◆ PROBLEM STATEMENT ◆
Below is a block of records; repeat each one exactly.

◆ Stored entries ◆
============

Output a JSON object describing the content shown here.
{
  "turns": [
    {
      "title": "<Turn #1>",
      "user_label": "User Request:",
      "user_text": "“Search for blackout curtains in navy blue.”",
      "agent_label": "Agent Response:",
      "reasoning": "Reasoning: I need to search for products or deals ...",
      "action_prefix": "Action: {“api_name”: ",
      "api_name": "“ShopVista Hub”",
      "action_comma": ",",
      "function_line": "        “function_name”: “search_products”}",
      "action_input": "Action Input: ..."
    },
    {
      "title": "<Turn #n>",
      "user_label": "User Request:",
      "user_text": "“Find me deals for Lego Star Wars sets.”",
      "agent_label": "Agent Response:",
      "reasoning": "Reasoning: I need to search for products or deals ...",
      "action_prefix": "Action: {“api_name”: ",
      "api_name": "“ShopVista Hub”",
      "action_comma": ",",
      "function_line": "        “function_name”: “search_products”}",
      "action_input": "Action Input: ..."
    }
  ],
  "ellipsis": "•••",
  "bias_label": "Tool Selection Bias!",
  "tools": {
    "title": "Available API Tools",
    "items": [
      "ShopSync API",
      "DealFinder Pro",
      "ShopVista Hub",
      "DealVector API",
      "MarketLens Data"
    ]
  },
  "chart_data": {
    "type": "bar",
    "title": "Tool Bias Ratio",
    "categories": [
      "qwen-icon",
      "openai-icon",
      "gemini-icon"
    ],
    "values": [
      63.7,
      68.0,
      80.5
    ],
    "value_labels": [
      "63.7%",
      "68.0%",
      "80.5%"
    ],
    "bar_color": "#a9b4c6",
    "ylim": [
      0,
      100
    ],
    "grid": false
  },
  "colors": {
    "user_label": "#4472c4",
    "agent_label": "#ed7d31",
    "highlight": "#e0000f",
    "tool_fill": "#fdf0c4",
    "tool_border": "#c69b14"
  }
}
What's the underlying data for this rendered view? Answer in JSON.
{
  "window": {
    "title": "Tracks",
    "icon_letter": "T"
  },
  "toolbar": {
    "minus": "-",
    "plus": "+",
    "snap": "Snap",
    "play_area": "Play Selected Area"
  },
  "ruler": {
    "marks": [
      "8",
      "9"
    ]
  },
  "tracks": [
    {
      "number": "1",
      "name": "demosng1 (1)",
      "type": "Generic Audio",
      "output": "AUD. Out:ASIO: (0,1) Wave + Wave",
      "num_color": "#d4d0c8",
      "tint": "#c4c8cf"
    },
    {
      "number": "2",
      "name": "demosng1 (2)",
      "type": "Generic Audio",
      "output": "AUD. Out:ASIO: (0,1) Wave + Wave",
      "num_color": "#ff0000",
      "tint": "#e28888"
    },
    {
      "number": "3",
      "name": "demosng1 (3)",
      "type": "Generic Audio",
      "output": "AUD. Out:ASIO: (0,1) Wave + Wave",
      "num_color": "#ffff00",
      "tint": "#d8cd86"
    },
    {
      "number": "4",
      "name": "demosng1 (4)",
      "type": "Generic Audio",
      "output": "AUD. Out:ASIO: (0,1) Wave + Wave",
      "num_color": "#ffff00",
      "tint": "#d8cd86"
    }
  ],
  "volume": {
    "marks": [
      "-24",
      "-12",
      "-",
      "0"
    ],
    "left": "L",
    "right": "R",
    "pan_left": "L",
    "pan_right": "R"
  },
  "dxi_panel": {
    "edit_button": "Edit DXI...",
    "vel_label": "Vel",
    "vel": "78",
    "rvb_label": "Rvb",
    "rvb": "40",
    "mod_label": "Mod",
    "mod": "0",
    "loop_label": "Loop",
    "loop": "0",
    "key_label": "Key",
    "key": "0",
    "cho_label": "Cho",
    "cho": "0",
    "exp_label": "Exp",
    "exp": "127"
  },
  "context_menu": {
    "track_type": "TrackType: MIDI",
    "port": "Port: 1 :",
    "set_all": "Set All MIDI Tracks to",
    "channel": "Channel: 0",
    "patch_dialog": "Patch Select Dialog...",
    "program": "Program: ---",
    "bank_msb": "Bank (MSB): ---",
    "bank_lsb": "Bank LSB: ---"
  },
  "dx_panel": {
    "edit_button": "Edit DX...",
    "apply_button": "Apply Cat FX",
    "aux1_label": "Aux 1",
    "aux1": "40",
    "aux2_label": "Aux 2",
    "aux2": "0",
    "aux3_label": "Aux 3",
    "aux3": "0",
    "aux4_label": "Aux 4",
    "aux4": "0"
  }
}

============

◆ EXERCISE OUTPUT ◆
Output a JSON object describing the content shown here.
{
  "turns": [
    {
      "title": "<Turn #1>",
      "user_label": "User Request:",
      "user_text": "“Search for blackout curtains in navy blue.”",
      "agent_label": "Agent Response:",
      "reasoning": "Reasoning: I need to search for products or deals ...",
      "action_prefix": "Action: {“api_name”: ",
      "api_name": "“ShopVista Hub”",
      "action_comma": ",",
      "function_line": "        “function_name”: “search_products”}",
      "action_input": "Action Input: ..."
    },
    {
      "title": "<Turn #n>",
      "user_label": "User Request:",
      "user_text": "“Find me deals for Lego Star Wars sets.”",
      "agent_label": "Agent Response:",
      "reasoning": "Reasoning: I need to search for products or deals ...",
      "action_prefix": "Action: {“api_name”: ",
      "api_name": "“ShopVista Hub”",
      "action_comma": ",",
      "function_line": "        “function_name”: “search_products”}",
      "action_input": "Action Input: ..."
    }
  ],
  "ellipsis": "•••",
  "bias_label": "Tool Selection Bias!",
  "tools": {
    "title": "Available API Tools",
    "items": [
      "ShopSync API",
      "DealFinder Pro",
      "ShopVista Hub",
      "DealVector API",
      "MarketLens Data"
    ]
  },
  "chart_data": {
    "type": "bar",
    "title": "Tool Bias Ratio",
    "categories": [
      "qwen-icon",
      "openai-icon",
      "gemini-icon"
    ],
    "values": [
      63.7,
      68.0,
      80.5
    ],
    "value_labels": [
      "63.7%",
      "68.0%",
      "80.5%"
    ],
    "bar_color": "#a9b4c6",
    "ylim": [
      0,
      100
    ],
    "grid": false
  },
  "colors": {
    "user_label": "#4472c4",
    "agent_label": "#ed7d31",
    "highlight": "#e0000f",
    "tool_fill": "#fdf0c4",
    "tool_border": "#c69b14"
  }
}
What's the underlying data for this rendered view? Answer in JSON.
{
  "window": {
    "title": "Tracks",
    "icon_letter": "T"
  },
  "toolbar": {
    "minus": "-",
    "plus": "+",
    "snap": "Snap",
    "play_area": "Play Selected Area"
  },
  "ruler": {
    "marks": [
      "8",
      "9"
    ]
  },
  "tracks": [
    {
      "number": "1",
      "name": "demosng1 (1)",
      "type": "Generic Audio",
      "output": "AUD. Out:ASIO: (0,1) Wave + Wave",
      "num_color": "#d4d0c8",
      "tint": "#c4c8cf"
    },
    {
      "number": "2",
      "name": "demosng1 (2)",
      "type": "Generic Audio",
      "output": "AUD. Out:ASIO: (0,1) Wave + Wave",
      "num_color": "#ff0000",
      "tint": "#e28888"
    },
    {
      "number": "3",
      "name": "demosng1 (3)",
      "type": "Generic Audio",
      "output": "AUD. Out:ASIO: (0,1) Wave + Wave",
      "num_color": "#ffff00",
      "tint": "#d8cd86"
    },
    {
      "number": "4",
      "name": "demosng1 (4)",
      "type": "Generic Audio",
      "output": "AUD. Out:ASIO: (0,1) Wave + Wave",
      "num_color": "#ffff00",
      "tint": "#d8cd86"
    }
  ],
  "volume": {
    "marks": [
      "-24",
      "-12",
      "-",
      "0"
    ],
    "left": "L",
    "right": "R",
    "pan_left": "L",
    "pan_right": "R"
  },
  "dxi_panel": {
    "edit_button": "Edit DXI...",
    "vel_label": "Vel",
    "vel": "78",
    "rvb_label": "Rvb",
    "rvb": "40",
    "mod_label": "Mod",
    "mod": "0",
    "loop_label": "Loop",
    "loop": "0",
    "key_label": "Key",
    "key": "0",
    "cho_label": "Cho",
    "cho": "0",
    "exp_label": "Exp",
    "exp": "127"
  },
  "context_menu": {
    "track_type": "TrackType: MIDI",
    "port": "Port: 1 :",
    "set_all": "Set All MIDI Tracks to",
    "channel": "Channel: 0",
    "patch_dialog": "Patch Select Dialog...",
    "program": "Program: ---",
    "bank_msb": "Bank (MSB): ---",
    "bank_lsb": "Bank LSB: ---"
  },
  "dx_panel": {
    "edit_button": "Edit DX...",
    "apply_button": "Apply Cat FX",
    "aux1_label": "Aux 1",
    "aux1": "40",
    "aux2_label": "Aux 2",
    "aux2": "0",
    "aux3_label": "Aux 3",
    "aux3": "0",
    "aux4_label": "Aux 4",
    "aux4": "0"
  }
}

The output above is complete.